» EXERCISE OBJECTIVE
Nothing may be dropped or altered: reproduce all the data.

» ENTRIES SHOWN
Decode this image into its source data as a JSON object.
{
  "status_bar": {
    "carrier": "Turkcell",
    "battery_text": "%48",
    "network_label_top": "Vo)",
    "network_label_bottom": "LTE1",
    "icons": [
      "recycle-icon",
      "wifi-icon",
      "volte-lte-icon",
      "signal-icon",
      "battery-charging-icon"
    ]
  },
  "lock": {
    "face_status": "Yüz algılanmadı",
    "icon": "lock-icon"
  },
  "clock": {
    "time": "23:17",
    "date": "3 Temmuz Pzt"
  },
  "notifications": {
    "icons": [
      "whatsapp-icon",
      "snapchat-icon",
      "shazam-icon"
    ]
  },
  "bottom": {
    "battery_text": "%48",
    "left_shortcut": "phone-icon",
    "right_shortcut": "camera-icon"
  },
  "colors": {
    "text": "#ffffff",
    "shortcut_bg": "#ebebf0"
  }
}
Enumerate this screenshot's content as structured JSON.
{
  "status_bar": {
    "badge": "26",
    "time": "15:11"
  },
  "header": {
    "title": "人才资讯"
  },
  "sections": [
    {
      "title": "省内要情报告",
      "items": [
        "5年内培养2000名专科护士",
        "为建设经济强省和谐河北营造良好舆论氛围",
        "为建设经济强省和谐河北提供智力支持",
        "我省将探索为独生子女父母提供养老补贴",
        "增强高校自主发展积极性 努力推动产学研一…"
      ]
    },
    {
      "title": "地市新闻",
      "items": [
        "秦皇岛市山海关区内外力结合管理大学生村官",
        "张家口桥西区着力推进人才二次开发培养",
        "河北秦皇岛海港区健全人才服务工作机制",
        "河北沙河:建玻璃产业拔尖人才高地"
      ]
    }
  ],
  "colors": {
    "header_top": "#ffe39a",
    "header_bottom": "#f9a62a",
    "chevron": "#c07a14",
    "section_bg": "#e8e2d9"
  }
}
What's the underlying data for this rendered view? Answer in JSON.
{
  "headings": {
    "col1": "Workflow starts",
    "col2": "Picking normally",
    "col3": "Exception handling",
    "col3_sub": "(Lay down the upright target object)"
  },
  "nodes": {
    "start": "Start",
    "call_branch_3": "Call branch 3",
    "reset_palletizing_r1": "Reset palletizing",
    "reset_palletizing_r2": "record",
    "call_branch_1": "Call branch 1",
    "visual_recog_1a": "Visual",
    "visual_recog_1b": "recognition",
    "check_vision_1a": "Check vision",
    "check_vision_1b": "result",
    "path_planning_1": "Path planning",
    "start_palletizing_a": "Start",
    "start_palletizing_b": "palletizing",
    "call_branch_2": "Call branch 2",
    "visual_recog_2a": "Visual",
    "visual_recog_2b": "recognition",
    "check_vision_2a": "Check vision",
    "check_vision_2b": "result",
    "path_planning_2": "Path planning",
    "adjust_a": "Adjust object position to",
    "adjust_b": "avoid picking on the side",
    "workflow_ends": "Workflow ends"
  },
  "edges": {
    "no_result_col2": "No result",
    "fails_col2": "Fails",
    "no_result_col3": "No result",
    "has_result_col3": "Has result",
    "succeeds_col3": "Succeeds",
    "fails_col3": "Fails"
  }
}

» THE REPLY
Decode this image into its source data as a JSON object.
{
  "status_bar": {
    "carrier": "Turkcell",
    "battery_text": "%48",
    "network_label_top": "Vo)",
    "network_label_bottom": "LTE1",
    "icons": [
      "recycle-icon",
      "wifi-icon",
      "volte-lte-icon",
      "signal-icon",
      "battery-charging-icon"
    ]
  },
  "lock": {
    "face_status": "Yüz algılanmadı",
    "icon": "lock-icon"
  },
  "clock": {
    "time": "23:17",
    "date": "3 Temmuz Pzt"
  },
  "notifications": {
    "icons": [
      "whatsapp-icon",
      "snapchat-icon",
      "shazam-icon"
    ]
  },
  "bottom": {
    "battery_text": "%48",
    "left_shortcut": "phone-icon",
    "right_shortcut": "camera-icon"
  },
  "colors": {
    "text": "#ffffff",
    "shortcut_bg": "#ebebf0"
  }
}
Enumerate this screenshot's content as structured JSON.
{
  "status_bar": {
    "badge": "26",
    "time": "15:11"
  },
  "header": {
    "title": "人才资讯"
  },
  "sections": [
    {
      "title": "省内要情报告",
      "items": [
        "5年内培养2000名专科护士",
        "为建设经济强省和谐河北营造良好舆论氛围",
        "为建设经济强省和谐河北提供智力支持",
        "我省将探索为独生子女父母提供养老补贴",
        "增强高校自主发展积极性 努力推动产学研一…"
      ]
    },
    {
      "title": "地市新闻",
      "items": [
        "秦皇岛市山海关区内外力结合管理大学生村官",
        "张家口桥西区着力推进人才二次开发培养",
        "河北秦皇岛海港区健全人才服务工作机制",
        "河北沙河:建玻璃产业拔尖人才高地"
      ]
    }
  ],
  "colors": {
    "header_top": "#ffe39a",
    "header_bottom": "#f9a62a",
    "chevron": "#c07a14",
    "section_bg": "#e8e2d9"
  }
}
What's the underlying data for this rendered view? Answer in JSON.
{
  "headings": {
    "col1": "Workflow starts",
    "col2": "Picking normally",
    "col3": "Exception handling",
    "col3_sub": "(Lay down the upright target object)"
  },
  "nodes": {
    "start": "Start",
    "call_branch_3": "Call branch 3",
    "reset_palletizing_r1": "Reset palletizing",
    "reset_palletizing_r2": "record",
    "call_branch_1": "Call branch 1",
    "visual_recog_1a": "Visual",
    "visual_recog_1b": "recognition",
    "check_vision_1a": "Check vision",
    "check_vision_1b": "result",
    "path_planning_1": "Path planning",
    "start_palletizing_a": "Start",
    "start_palletizing_b": "palletizing",
    "call_branch_2": "Call branch 2",
    "visual_recog_2a": "Visual",
    "visual_recog_2b": "recognition",
    "check_vision_2a": "Check vision",
    "check_vision_2b": "result",
    "path_planning_2": "Path planning",
    "adjust_a": "Adjust object position to",
    "adjust_b": "avoid picking on the side",
    "workflow_ends": "Workflow ends"
  },
  "edges": {
    "no_result_col2": "No result",
    "fails_col2": "Fails",
    "no_result_col3": "No result",
    "has_result_col3": "Has result",
    "succeeds_col3": "Succeeds",
    "fails_col3": "Fails"
  }
}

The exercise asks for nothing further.